> SET TASK
Filter the records for lines holding the string "title".

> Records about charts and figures
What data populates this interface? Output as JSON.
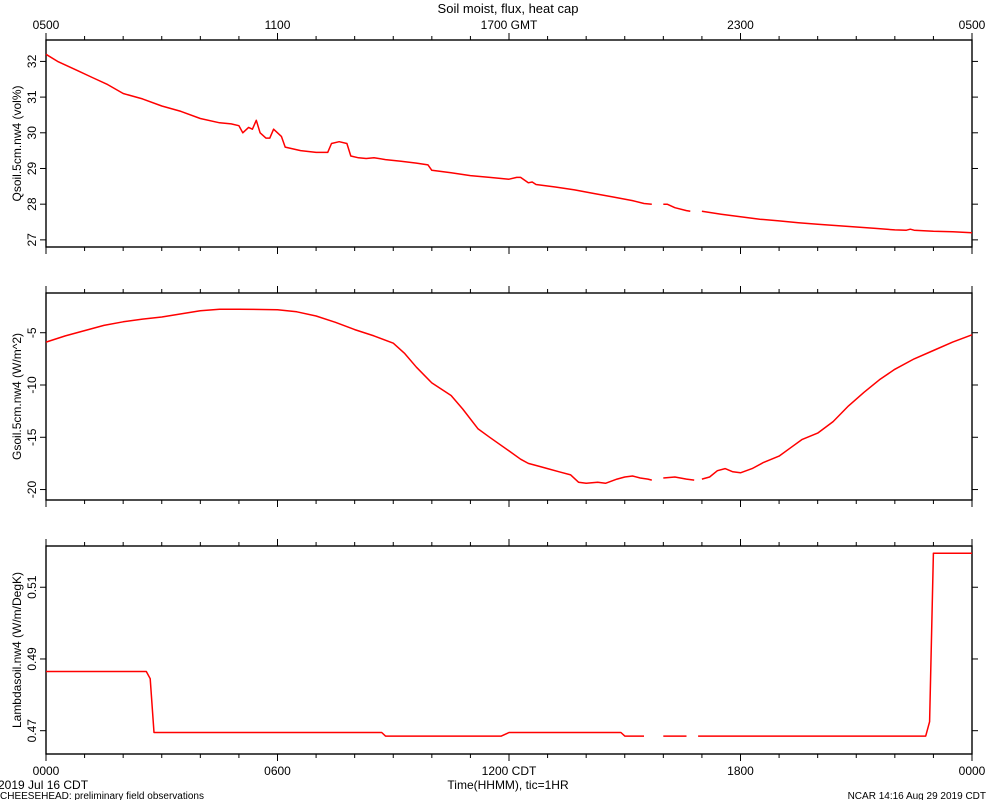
{
  "chart_data": {
    "type": "line",
    "title": "Soil moist, flux, heat cap",
    "x_axis": {
      "unit": "hours since 0000 CDT",
      "range": [
        0,
        24
      ],
      "bottom_ticks": [
        "0000",
        "0600",
        "1200 CDT",
        "1800",
        "0000"
      ],
      "bottom_tick_values": [
        0,
        6,
        12,
        18,
        24
      ],
      "top_ticks": [
        "0500",
        "1100",
        "1700 GMT",
        "2300",
        "0500"
      ],
      "top_tick_values": [
        0,
        6,
        12,
        18,
        24
      ],
      "xlabel": "Time(HHMM), tic=1HR",
      "date_label": "2019 Jul 16 CDT"
    },
    "line_color": "#ff0000",
    "panels": [
      {
        "ylabel": "Qsoil.5cm.nw4 (vol%)",
        "ylim": [
          26.8,
          32.6
        ],
        "yticks": [
          27,
          28,
          29,
          30,
          31,
          32
        ],
        "segments": [
          [
            [
              0,
              32.2
            ],
            [
              0.3,
              32.0
            ],
            [
              0.8,
              31.75
            ],
            [
              1.2,
              31.55
            ],
            [
              1.6,
              31.35
            ],
            [
              2.0,
              31.1
            ],
            [
              2.5,
              30.95
            ],
            [
              3.0,
              30.75
            ],
            [
              3.5,
              30.6
            ],
            [
              4.0,
              30.4
            ],
            [
              4.5,
              30.28
            ],
            [
              4.8,
              30.25
            ],
            [
              5.0,
              30.2
            ],
            [
              5.1,
              30.0
            ],
            [
              5.25,
              30.15
            ],
            [
              5.35,
              30.1
            ],
            [
              5.45,
              30.35
            ],
            [
              5.55,
              30.0
            ],
            [
              5.7,
              29.85
            ],
            [
              5.8,
              29.85
            ],
            [
              5.9,
              30.1
            ],
            [
              6.0,
              30.0
            ],
            [
              6.1,
              29.9
            ],
            [
              6.2,
              29.6
            ],
            [
              6.6,
              29.5
            ],
            [
              7.0,
              29.45
            ],
            [
              7.3,
              29.45
            ],
            [
              7.4,
              29.7
            ],
            [
              7.6,
              29.75
            ],
            [
              7.8,
              29.7
            ],
            [
              7.9,
              29.35
            ],
            [
              8.1,
              29.3
            ],
            [
              8.3,
              29.28
            ],
            [
              8.5,
              29.3
            ],
            [
              8.8,
              29.25
            ],
            [
              9.2,
              29.2
            ],
            [
              9.6,
              29.15
            ],
            [
              9.9,
              29.1
            ],
            [
              10.0,
              28.95
            ],
            [
              10.5,
              28.88
            ],
            [
              11.0,
              28.8
            ],
            [
              11.5,
              28.75
            ],
            [
              11.8,
              28.72
            ],
            [
              12.0,
              28.7
            ],
            [
              12.2,
              28.75
            ],
            [
              12.3,
              28.75
            ],
            [
              12.5,
              28.6
            ],
            [
              12.6,
              28.62
            ],
            [
              12.7,
              28.55
            ],
            [
              13.2,
              28.48
            ],
            [
              13.7,
              28.4
            ],
            [
              14.2,
              28.3
            ],
            [
              14.7,
              28.2
            ],
            [
              15.2,
              28.1
            ],
            [
              15.5,
              28.02
            ],
            [
              15.7,
              28.0
            ]
          ],
          [
            [
              16.0,
              28.0
            ],
            [
              16.1,
              28.0
            ],
            [
              16.3,
              27.9
            ],
            [
              16.6,
              27.82
            ],
            [
              16.7,
              27.8
            ]
          ],
          [
            [
              17.0,
              27.8
            ],
            [
              17.5,
              27.72
            ],
            [
              18.0,
              27.65
            ],
            [
              18.5,
              27.58
            ],
            [
              19.0,
              27.53
            ],
            [
              19.5,
              27.48
            ],
            [
              20.0,
              27.44
            ],
            [
              20.5,
              27.4
            ],
            [
              21.0,
              27.36
            ],
            [
              21.5,
              27.32
            ],
            [
              22.0,
              27.28
            ],
            [
              22.3,
              27.27
            ],
            [
              22.4,
              27.3
            ],
            [
              22.5,
              27.27
            ],
            [
              23.0,
              27.24
            ],
            [
              23.5,
              27.23
            ],
            [
              24.0,
              27.2
            ]
          ]
        ]
      },
      {
        "ylabel": "Gsoil.5cm.nw4 (W/m^2)",
        "ylim": [
          -21.0,
          -1.2
        ],
        "yticks": [
          -20,
          -15,
          -10,
          -5
        ],
        "segments": [
          [
            [
              0,
              -5.9
            ],
            [
              0.5,
              -5.3
            ],
            [
              1.0,
              -4.8
            ],
            [
              1.5,
              -4.3
            ],
            [
              2.0,
              -3.95
            ],
            [
              2.5,
              -3.7
            ],
            [
              3.0,
              -3.5
            ],
            [
              3.5,
              -3.2
            ],
            [
              4.0,
              -2.9
            ],
            [
              4.5,
              -2.75
            ],
            [
              5.0,
              -2.75
            ],
            [
              6.0,
              -2.8
            ],
            [
              6.5,
              -3.0
            ],
            [
              7.0,
              -3.4
            ],
            [
              7.5,
              -4.0
            ],
            [
              8.0,
              -4.7
            ],
            [
              8.5,
              -5.3
            ],
            [
              9.0,
              -6.0
            ],
            [
              9.3,
              -7.0
            ],
            [
              9.6,
              -8.3
            ],
            [
              10.0,
              -9.8
            ],
            [
              10.5,
              -11.0
            ],
            [
              10.8,
              -12.3
            ],
            [
              11.2,
              -14.2
            ],
            [
              11.5,
              -15.0
            ],
            [
              12.0,
              -16.3
            ],
            [
              12.3,
              -17.1
            ],
            [
              12.5,
              -17.5
            ],
            [
              12.8,
              -17.8
            ],
            [
              13.0,
              -18.0
            ],
            [
              13.3,
              -18.3
            ],
            [
              13.6,
              -18.6
            ],
            [
              13.8,
              -19.3
            ],
            [
              14.0,
              -19.4
            ],
            [
              14.3,
              -19.3
            ],
            [
              14.5,
              -19.4
            ],
            [
              14.8,
              -19.0
            ],
            [
              15.0,
              -18.8
            ],
            [
              15.2,
              -18.7
            ],
            [
              15.4,
              -18.9
            ],
            [
              15.6,
              -19.0
            ],
            [
              15.7,
              -19.1
            ]
          ],
          [
            [
              16.0,
              -18.9
            ],
            [
              16.3,
              -18.8
            ],
            [
              16.6,
              -19.0
            ],
            [
              16.8,
              -19.1
            ]
          ],
          [
            [
              17.0,
              -19.0
            ],
            [
              17.2,
              -18.8
            ],
            [
              17.4,
              -18.2
            ],
            [
              17.6,
              -18.0
            ],
            [
              17.8,
              -18.3
            ],
            [
              18.0,
              -18.4
            ],
            [
              18.3,
              -18.0
            ],
            [
              18.6,
              -17.4
            ],
            [
              19.0,
              -16.8
            ],
            [
              19.3,
              -16.0
            ],
            [
              19.6,
              -15.2
            ],
            [
              20.0,
              -14.6
            ],
            [
              20.4,
              -13.5
            ],
            [
              20.8,
              -12.0
            ],
            [
              21.2,
              -10.7
            ],
            [
              21.6,
              -9.5
            ],
            [
              22.0,
              -8.5
            ],
            [
              22.5,
              -7.5
            ],
            [
              23.0,
              -6.7
            ],
            [
              23.5,
              -5.9
            ],
            [
              24.0,
              -5.2
            ]
          ]
        ]
      },
      {
        "ylabel": "Lambdasoil.nw4 (W/m/DegK)",
        "ylim": [
          0.4635,
          0.5215
        ],
        "yticks": [
          0.47,
          0.49,
          0.51
        ],
        "segments": [
          [
            [
              0,
              0.4865
            ],
            [
              2.6,
              0.4865
            ],
            [
              2.7,
              0.4845
            ],
            [
              2.8,
              0.4695
            ],
            [
              4.0,
              0.4695
            ],
            [
              6.0,
              0.4695
            ],
            [
              8.0,
              0.4695
            ],
            [
              8.7,
              0.4695
            ],
            [
              8.8,
              0.4685
            ],
            [
              10.0,
              0.4685
            ],
            [
              11.0,
              0.4685
            ],
            [
              11.8,
              0.4685
            ],
            [
              12.0,
              0.4695
            ],
            [
              13.0,
              0.4695
            ],
            [
              14.0,
              0.4695
            ],
            [
              14.9,
              0.4695
            ],
            [
              15.0,
              0.4685
            ],
            [
              15.5,
              0.4685
            ]
          ],
          [
            [
              16.0,
              0.4685
            ],
            [
              16.6,
              0.4685
            ]
          ],
          [
            [
              16.9,
              0.4685
            ],
            [
              18.0,
              0.4685
            ],
            [
              20.0,
              0.4685
            ],
            [
              22.0,
              0.4685
            ],
            [
              22.8,
              0.4685
            ],
            [
              22.9,
              0.4725
            ],
            [
              23.0,
              0.5195
            ],
            [
              23.5,
              0.5195
            ],
            [
              24.0,
              0.5195
            ]
          ]
        ]
      }
    ]
  },
  "footer": {
    "left": "CHEESEHEAD: preliminary field observations",
    "right": "NCAR 14:16 Aug 29 2019 CDT"
  }
}
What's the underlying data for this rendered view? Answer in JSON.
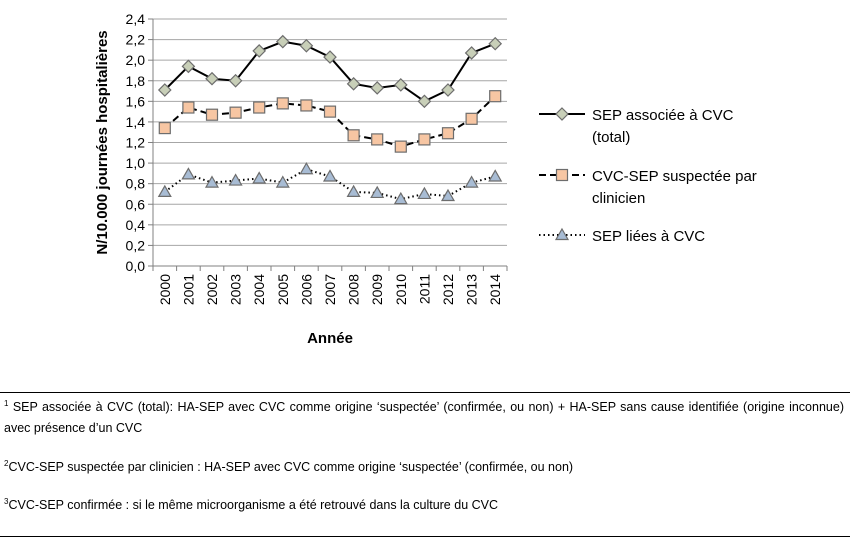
{
  "chart_data": {
    "type": "line",
    "title": "",
    "xlabel": "Année",
    "ylabel": "N/10.000 journées hospitalières",
    "ylim": [
      0,
      2.4
    ],
    "y_ticks": [
      "0,0",
      "0,2",
      "0,4",
      "0,6",
      "0,8",
      "1,0",
      "1,2",
      "1,4",
      "1,6",
      "1,8",
      "2,0",
      "2,2",
      "2,4"
    ],
    "grid": true,
    "legend_position": "right",
    "categories": [
      "2000",
      "2001",
      "2002",
      "2003",
      "2004",
      "2005",
      "2006",
      "2007",
      "2008",
      "2009",
      "2010",
      "2011",
      "2012",
      "2013",
      "2014"
    ],
    "series": [
      {
        "name": "SEP associée  à CVC (total)",
        "legend_lines": [
          "SEP associée  à CVC",
          "(total)"
        ],
        "marker": "diamond",
        "line_style": "solid",
        "marker_color": "#c8cfb8",
        "values": [
          1.71,
          1.94,
          1.82,
          1.8,
          2.09,
          2.18,
          2.14,
          2.03,
          1.77,
          1.73,
          1.76,
          1.6,
          1.71,
          2.07,
          2.16
        ]
      },
      {
        "name": "CVC-SEP suspectée par clinicien",
        "legend_lines": [
          "CVC-SEP suspectée par",
          "clinicien"
        ],
        "marker": "square",
        "line_style": "dashed",
        "marker_color": "#f7c6a3",
        "values": [
          1.34,
          1.54,
          1.47,
          1.49,
          1.54,
          1.58,
          1.56,
          1.5,
          1.27,
          1.23,
          1.16,
          1.23,
          1.29,
          1.43,
          1.65
        ]
      },
      {
        "name": "SEP liées à CVC",
        "legend_lines": [
          "SEP liées à CVC"
        ],
        "marker": "triangle",
        "line_style": "dotted",
        "marker_color": "#a8bcd4",
        "values": [
          0.72,
          0.89,
          0.81,
          0.83,
          0.85,
          0.81,
          0.94,
          0.87,
          0.72,
          0.71,
          0.65,
          0.7,
          0.68,
          0.81,
          0.87
        ]
      }
    ]
  },
  "notes": [
    {
      "mark": "1",
      "text": "SEP associée à CVC (total): HA-SEP avec CVC comme origine ‘suspectée’ (confirmée, ou non) + HA-SEP sans cause identifiée (origine inconnue) avec présence d’un CVC"
    },
    {
      "mark": "2",
      "text": "CVC-SEP suspectée par clinicien : HA-SEP avec CVC comme origine ‘suspectée’ (confirmée, ou non)"
    },
    {
      "mark": "3",
      "text": "CVC-SEP confirmée : si le même microorganisme a été retrouvé dans la culture du CVC"
    }
  ]
}
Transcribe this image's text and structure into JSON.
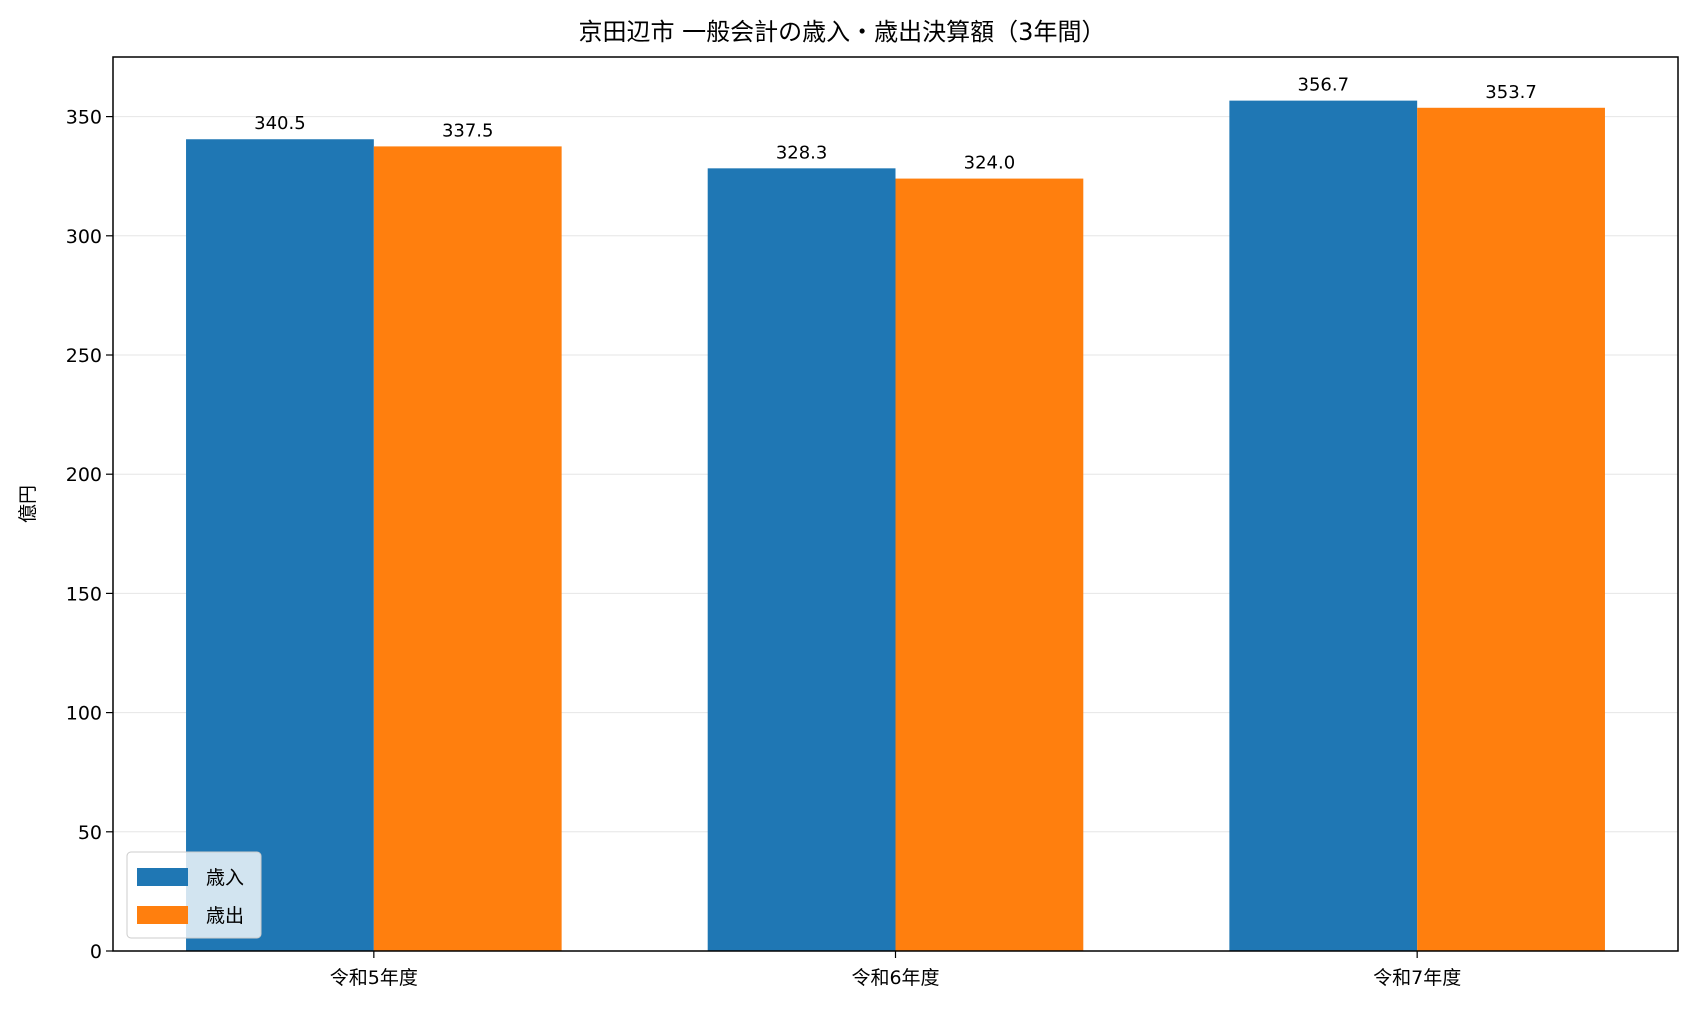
{
  "chart_data": {
    "type": "bar",
    "title": "京田辺市 一般会計の歳入・歳出決算額（3年間）",
    "xlabel": "",
    "ylabel": "億円",
    "categories": [
      "令和5年度",
      "令和6年度",
      "令和7年度"
    ],
    "series": [
      {
        "name": "歳入",
        "values": [
          340.5,
          328.3,
          356.7
        ],
        "color": "#1f77b4"
      },
      {
        "name": "歳出",
        "values": [
          337.5,
          324.0,
          353.7
        ],
        "color": "#ff7f0e"
      }
    ],
    "data_labels": [
      [
        "340.5",
        "328.3",
        "356.7"
      ],
      [
        "337.5",
        "324.0",
        "353.7"
      ]
    ],
    "yticks": [
      0,
      50,
      100,
      150,
      200,
      250,
      300,
      350
    ],
    "ylim": [
      0,
      375
    ],
    "grid": "horizontal",
    "legend": "lower-left"
  }
}
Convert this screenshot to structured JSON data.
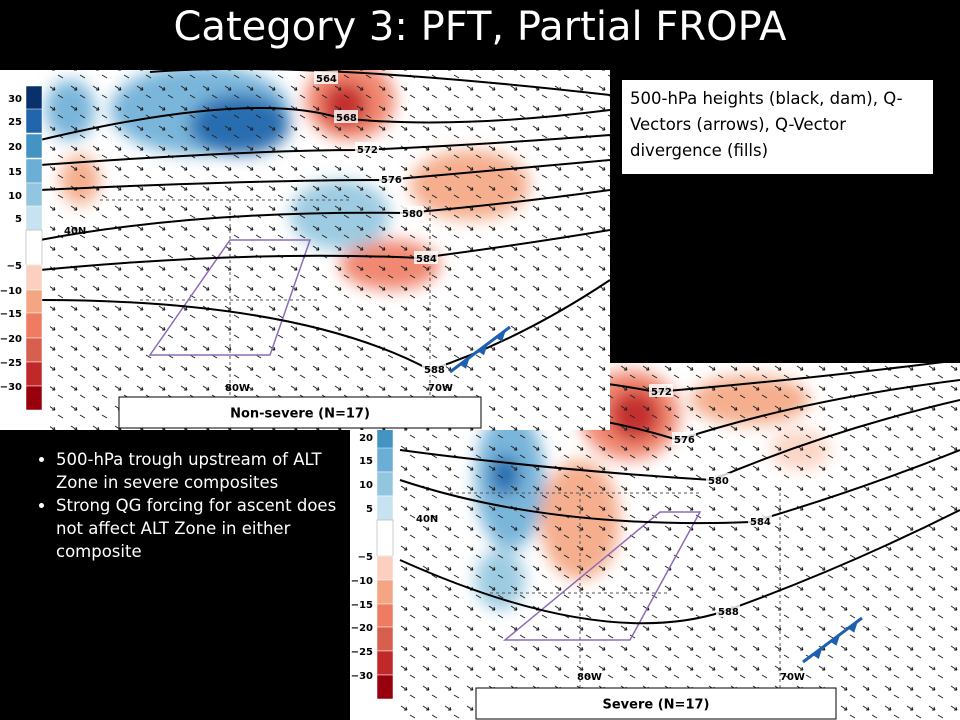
{
  "title": "Category 3: PFT, Partial FROPA",
  "caption": "500-hPa heights (black, dam), Q-Vectors (arrows), Q-Vector divergence (fills)",
  "bullets": [
    "500-hPa trough upstream of ALT Zone in severe composites",
    "Strong QG forcing for ascent does not affect ALT Zone in either composite"
  ],
  "maps": [
    {
      "label": "Non-severe (N=17)",
      "colorbar": {
        "positive": [
          "30",
          "25",
          "20",
          "15",
          "10",
          "5"
        ],
        "negative": [
          "−5",
          "−10",
          "−15",
          "−20",
          "−25",
          "−30"
        ]
      },
      "contours": [
        "564",
        "568",
        "572",
        "576",
        "580",
        "584",
        "588"
      ],
      "lat_label": "40N",
      "lon_labels": [
        "80W",
        "70W"
      ]
    },
    {
      "label": "Severe (N=17)",
      "colorbar": {
        "positive": [
          "20",
          "15",
          "10",
          "5"
        ],
        "negative": [
          "−5",
          "−10",
          "−15",
          "−20",
          "−25",
          "−30"
        ]
      },
      "contours": [
        "572",
        "576",
        "580",
        "584",
        "588"
      ],
      "lat_label": "40N",
      "lon_labels": [
        "80W",
        "70W"
      ]
    }
  ]
}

> SOLUTION FOR THIS EXERCISE
    "title": "Soil moist, flux, heat cap",
    "title": "",
    "title": "京田辺市 一般会計の歳入・歳出決算額（3年間）",
  "title": "Category 3: PFT, Partial FROPA",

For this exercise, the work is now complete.